● **Instructions to follow**
In the records that follow, locate every line with "name" and extract it.

Dataset entries on figures
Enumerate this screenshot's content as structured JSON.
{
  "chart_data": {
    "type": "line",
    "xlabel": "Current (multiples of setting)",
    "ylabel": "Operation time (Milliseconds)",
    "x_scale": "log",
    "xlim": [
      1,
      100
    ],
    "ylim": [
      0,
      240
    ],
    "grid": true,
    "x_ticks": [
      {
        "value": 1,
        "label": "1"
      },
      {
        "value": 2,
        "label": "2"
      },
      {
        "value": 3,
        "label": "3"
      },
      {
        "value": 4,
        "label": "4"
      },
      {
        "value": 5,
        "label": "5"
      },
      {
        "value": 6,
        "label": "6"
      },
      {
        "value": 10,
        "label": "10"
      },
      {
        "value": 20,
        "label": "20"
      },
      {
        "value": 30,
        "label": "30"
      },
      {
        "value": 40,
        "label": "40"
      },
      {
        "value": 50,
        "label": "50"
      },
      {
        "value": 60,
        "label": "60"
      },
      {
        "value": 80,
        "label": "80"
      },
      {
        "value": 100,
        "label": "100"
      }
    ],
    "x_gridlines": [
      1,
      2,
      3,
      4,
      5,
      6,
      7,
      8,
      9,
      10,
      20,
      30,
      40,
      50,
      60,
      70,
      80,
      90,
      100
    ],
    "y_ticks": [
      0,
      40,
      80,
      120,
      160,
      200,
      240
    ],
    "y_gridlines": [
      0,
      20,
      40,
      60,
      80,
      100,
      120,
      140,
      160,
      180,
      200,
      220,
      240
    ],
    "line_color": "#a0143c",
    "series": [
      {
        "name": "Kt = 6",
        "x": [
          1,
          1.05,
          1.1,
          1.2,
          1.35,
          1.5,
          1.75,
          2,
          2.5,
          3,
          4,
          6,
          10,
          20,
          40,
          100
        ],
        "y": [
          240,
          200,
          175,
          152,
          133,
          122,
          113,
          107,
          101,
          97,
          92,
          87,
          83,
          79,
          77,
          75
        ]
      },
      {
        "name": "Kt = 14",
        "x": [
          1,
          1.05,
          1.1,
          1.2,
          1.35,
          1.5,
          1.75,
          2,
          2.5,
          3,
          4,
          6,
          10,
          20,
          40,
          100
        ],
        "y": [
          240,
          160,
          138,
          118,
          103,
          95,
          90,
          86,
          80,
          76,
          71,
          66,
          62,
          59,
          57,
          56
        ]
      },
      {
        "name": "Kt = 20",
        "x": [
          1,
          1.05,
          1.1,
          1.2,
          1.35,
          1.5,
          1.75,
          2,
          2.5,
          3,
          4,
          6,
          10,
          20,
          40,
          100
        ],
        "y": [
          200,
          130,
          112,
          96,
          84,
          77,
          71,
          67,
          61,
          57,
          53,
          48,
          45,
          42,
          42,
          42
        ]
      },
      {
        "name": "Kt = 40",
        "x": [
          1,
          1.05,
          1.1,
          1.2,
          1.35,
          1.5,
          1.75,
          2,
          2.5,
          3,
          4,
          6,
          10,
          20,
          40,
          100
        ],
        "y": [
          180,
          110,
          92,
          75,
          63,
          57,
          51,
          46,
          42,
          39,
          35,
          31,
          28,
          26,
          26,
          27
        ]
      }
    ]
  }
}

● **Answer for this exercise**
        "name": "Kt = 6",
        "name": "Kt = 14",
        "name": "Kt = 20",
        "name": "Kt = 40",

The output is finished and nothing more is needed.